--- START Input for this task ---

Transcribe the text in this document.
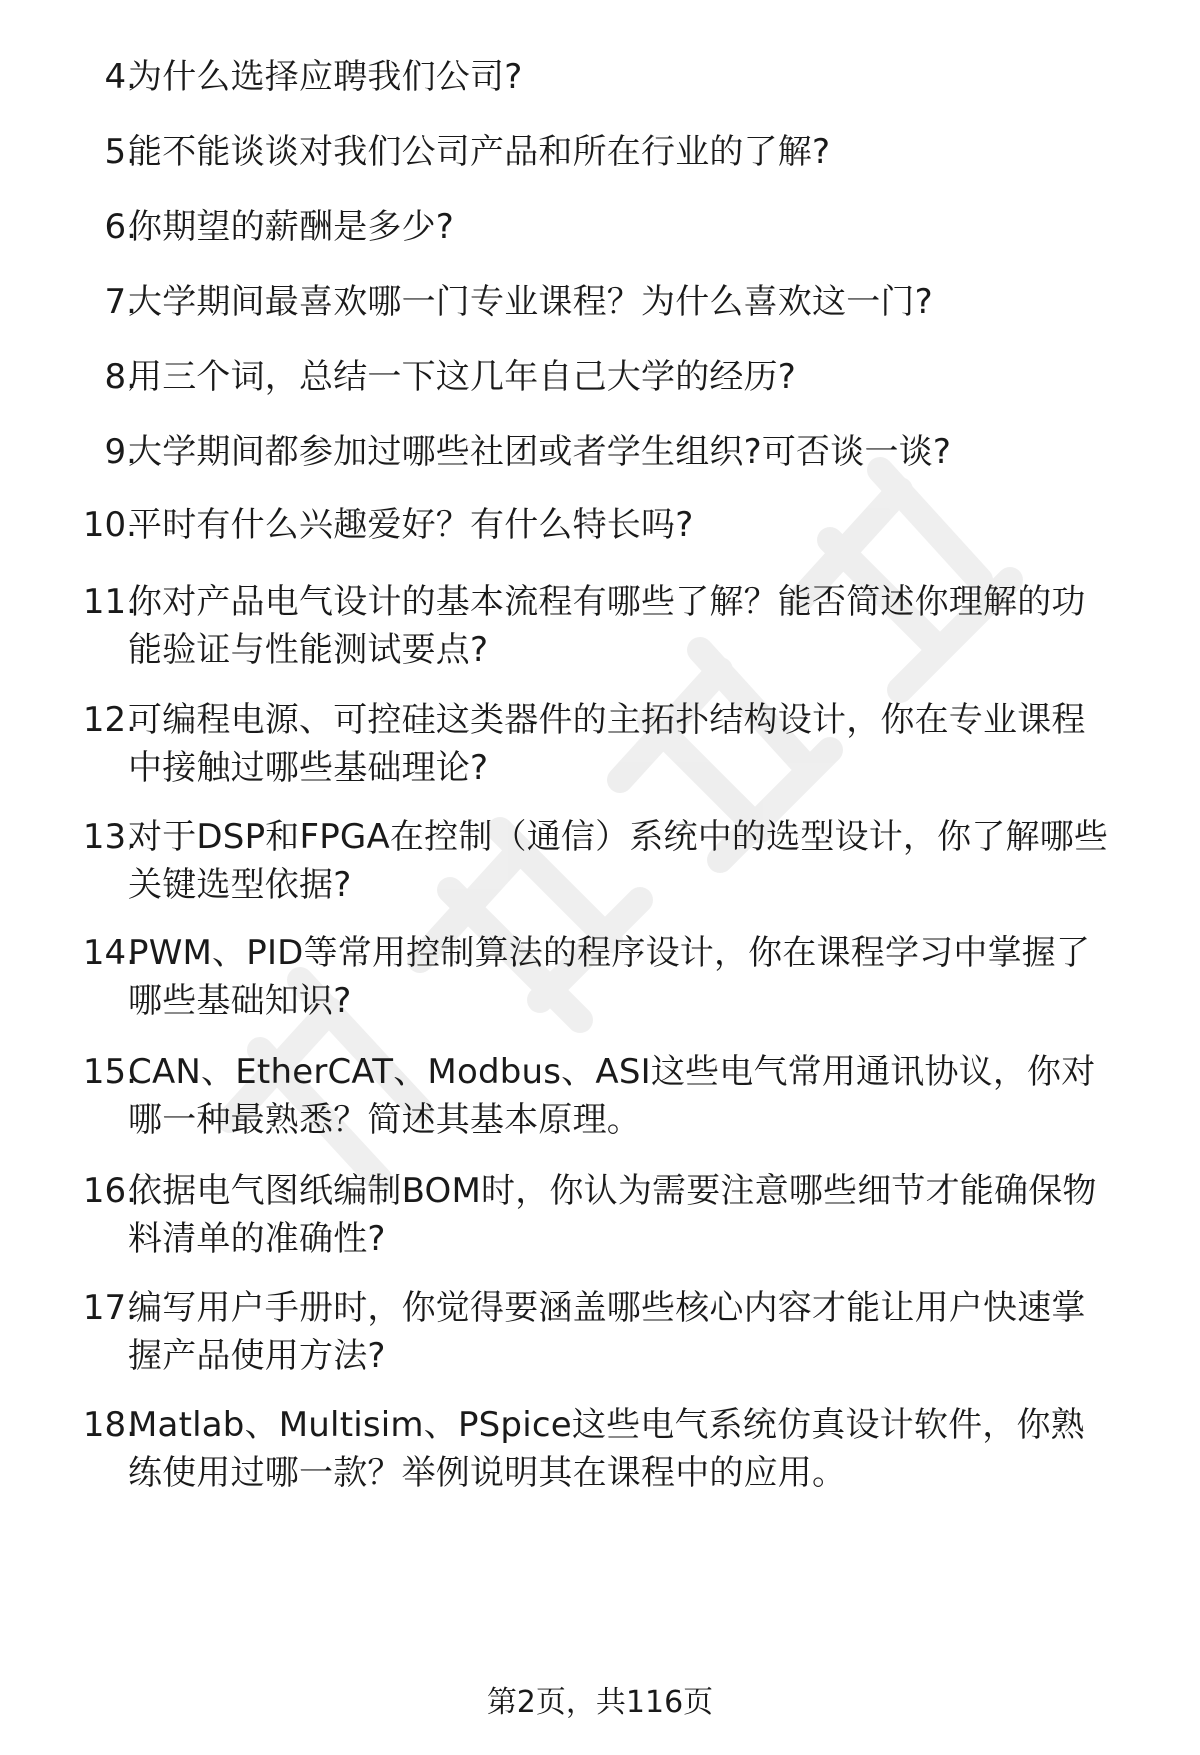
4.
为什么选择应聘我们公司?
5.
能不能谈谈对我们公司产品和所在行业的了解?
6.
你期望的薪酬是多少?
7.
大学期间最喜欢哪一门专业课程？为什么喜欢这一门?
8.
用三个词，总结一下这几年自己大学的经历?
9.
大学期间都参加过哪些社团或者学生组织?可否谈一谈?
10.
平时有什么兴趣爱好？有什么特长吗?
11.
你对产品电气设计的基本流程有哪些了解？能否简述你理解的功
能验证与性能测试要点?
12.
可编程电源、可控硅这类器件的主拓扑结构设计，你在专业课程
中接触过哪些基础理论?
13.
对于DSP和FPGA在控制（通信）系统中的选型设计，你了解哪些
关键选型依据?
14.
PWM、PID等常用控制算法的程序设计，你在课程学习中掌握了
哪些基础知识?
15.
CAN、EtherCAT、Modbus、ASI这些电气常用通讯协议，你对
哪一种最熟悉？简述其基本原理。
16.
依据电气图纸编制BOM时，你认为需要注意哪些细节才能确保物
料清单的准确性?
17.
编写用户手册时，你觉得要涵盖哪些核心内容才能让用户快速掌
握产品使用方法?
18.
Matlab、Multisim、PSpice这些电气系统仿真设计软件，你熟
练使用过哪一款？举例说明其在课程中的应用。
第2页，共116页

--- END Input for this task ---

Stated goal: Repeat the material above in full and exactly, omitting the pictures.

The reply:
Transcribe the text in this document.
4.
为什么选择应聘我们公司?
5.
能不能谈谈对我们公司产品和所在行业的了解?
6.
你期望的薪酬是多少?
7.
大学期间最喜欢哪一门专业课程？为什么喜欢这一门?
8.
用三个词，总结一下这几年自己大学的经历?
9.
大学期间都参加过哪些社团或者学生组织?可否谈一谈?
10.
平时有什么兴趣爱好？有什么特长吗?
11.
你对产品电气设计的基本流程有哪些了解？能否简述你理解的功
能验证与性能测试要点?
12.
可编程电源、可控硅这类器件的主拓扑结构设计，你在专业课程
中接触过哪些基础理论?
13.
对于DSP和FPGA在控制（通信）系统中的选型设计，你了解哪些
关键选型依据?
14.
PWM、PID等常用控制算法的程序设计，你在课程学习中掌握了
哪些基础知识?
15.
CAN、EtherCAT、Modbus、ASI这些电气常用通讯协议，你对
哪一种最熟悉？简述其基本原理。
16.
依据电气图纸编制BOM时，你认为需要注意哪些细节才能确保物
料清单的准确性?
17.
编写用户手册时，你觉得要涵盖哪些核心内容才能让用户快速掌
握产品使用方法?
18.
Matlab、Multisim、PSpice这些电气系统仿真设计软件，你熟
练使用过哪一款？举例说明其在课程中的应用。
第2页，共116页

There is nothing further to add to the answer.